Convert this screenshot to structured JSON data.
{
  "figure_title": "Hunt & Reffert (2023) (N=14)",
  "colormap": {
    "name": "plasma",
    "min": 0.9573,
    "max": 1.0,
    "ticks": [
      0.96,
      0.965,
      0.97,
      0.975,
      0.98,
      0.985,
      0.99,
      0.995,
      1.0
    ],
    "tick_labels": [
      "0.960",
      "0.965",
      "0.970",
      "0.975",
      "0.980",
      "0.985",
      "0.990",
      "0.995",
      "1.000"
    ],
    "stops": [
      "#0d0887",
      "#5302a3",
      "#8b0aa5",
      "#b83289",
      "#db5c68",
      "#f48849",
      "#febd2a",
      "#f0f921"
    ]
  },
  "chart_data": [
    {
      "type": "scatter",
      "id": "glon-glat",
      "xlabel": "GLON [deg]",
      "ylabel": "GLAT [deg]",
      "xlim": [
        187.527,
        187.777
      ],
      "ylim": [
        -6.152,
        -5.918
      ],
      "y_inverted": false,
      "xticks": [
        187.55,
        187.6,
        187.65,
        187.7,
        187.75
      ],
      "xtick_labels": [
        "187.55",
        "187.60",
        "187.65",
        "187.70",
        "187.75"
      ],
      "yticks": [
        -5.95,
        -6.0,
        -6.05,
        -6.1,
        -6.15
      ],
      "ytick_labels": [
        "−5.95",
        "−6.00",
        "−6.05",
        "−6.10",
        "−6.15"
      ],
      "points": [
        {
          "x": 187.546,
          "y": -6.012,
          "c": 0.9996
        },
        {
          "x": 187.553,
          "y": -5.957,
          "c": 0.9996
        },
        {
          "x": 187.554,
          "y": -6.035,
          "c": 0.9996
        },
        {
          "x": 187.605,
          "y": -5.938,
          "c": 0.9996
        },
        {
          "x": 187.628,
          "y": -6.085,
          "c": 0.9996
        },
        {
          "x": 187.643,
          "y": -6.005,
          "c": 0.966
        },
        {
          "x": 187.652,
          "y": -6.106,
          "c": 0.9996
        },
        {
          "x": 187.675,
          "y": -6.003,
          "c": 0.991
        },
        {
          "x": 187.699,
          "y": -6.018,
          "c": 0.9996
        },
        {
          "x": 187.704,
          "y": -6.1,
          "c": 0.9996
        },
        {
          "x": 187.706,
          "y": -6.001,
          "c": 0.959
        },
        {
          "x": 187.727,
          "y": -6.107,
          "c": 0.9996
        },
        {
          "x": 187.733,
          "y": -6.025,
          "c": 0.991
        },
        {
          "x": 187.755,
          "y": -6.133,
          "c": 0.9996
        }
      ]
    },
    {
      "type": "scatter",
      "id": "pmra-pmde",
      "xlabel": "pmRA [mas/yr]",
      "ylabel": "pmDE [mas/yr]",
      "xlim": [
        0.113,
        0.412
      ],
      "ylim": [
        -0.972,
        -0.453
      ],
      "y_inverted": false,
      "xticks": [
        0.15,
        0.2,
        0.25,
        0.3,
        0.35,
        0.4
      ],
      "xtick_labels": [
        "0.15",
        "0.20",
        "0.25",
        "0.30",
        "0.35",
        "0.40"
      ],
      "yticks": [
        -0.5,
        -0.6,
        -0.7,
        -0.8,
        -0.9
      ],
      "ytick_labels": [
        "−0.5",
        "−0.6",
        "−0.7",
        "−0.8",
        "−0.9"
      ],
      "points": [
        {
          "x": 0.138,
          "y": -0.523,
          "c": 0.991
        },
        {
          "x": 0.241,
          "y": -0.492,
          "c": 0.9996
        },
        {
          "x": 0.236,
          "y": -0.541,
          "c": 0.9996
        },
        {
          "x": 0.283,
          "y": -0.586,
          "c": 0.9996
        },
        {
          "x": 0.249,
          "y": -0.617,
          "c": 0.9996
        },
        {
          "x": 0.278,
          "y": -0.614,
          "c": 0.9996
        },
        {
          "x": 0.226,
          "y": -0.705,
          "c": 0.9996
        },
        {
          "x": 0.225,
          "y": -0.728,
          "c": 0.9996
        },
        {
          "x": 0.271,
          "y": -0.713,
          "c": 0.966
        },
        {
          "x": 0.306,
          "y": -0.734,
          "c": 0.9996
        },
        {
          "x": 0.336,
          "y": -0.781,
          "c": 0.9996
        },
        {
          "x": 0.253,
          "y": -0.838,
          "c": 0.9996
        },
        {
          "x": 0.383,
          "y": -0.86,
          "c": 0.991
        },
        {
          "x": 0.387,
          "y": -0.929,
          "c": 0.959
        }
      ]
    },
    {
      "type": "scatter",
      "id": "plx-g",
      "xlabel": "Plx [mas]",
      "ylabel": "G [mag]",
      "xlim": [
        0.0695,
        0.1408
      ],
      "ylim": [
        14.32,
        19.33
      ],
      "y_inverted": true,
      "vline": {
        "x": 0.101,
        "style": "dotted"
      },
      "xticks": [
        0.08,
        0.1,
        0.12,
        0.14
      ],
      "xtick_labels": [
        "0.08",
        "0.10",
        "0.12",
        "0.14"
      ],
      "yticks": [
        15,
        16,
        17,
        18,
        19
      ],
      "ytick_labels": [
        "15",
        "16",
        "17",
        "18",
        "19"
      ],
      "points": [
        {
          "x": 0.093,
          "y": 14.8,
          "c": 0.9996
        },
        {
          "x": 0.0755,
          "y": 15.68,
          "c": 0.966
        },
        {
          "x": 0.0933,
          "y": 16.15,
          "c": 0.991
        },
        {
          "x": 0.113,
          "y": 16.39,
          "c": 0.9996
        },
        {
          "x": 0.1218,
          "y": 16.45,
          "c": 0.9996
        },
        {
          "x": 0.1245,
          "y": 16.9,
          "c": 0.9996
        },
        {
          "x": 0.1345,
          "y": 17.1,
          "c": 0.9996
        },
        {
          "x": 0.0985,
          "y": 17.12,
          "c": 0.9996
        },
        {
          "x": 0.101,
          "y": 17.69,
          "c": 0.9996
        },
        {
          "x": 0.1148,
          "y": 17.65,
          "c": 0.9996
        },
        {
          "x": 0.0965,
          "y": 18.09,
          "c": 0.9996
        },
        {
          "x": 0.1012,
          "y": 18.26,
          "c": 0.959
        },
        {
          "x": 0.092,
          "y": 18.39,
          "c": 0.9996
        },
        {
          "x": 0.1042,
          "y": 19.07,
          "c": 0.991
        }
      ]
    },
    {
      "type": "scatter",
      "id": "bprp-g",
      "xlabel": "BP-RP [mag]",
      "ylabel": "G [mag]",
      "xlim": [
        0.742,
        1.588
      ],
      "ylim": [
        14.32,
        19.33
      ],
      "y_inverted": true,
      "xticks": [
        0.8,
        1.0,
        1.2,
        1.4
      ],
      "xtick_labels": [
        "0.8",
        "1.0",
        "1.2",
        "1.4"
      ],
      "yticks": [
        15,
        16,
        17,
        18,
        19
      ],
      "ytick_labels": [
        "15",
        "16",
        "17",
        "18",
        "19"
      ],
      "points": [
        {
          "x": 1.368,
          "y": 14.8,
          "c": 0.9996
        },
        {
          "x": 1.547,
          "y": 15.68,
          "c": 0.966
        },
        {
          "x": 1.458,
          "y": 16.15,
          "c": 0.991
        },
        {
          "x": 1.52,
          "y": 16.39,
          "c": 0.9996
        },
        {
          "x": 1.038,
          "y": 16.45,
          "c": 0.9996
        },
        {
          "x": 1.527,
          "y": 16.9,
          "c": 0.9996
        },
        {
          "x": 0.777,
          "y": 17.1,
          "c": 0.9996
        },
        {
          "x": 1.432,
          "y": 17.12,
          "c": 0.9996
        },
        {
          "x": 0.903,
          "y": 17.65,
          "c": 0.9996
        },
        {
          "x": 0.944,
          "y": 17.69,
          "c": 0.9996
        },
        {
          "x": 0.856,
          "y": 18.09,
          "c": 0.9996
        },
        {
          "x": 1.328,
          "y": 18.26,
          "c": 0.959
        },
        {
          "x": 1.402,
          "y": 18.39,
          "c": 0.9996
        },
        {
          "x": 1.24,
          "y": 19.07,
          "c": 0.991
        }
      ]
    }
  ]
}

### REQUIREMENT
In the listing above, locate each line with "xlabel" and copy it.

### WRITTEN ANSWER
      "xlabel": "GLON [deg]",
      "xlabel": "pmRA [mas/yr]",
      "xlabel": "Plx [mas]",
      "xlabel": "BP-RP [mag]",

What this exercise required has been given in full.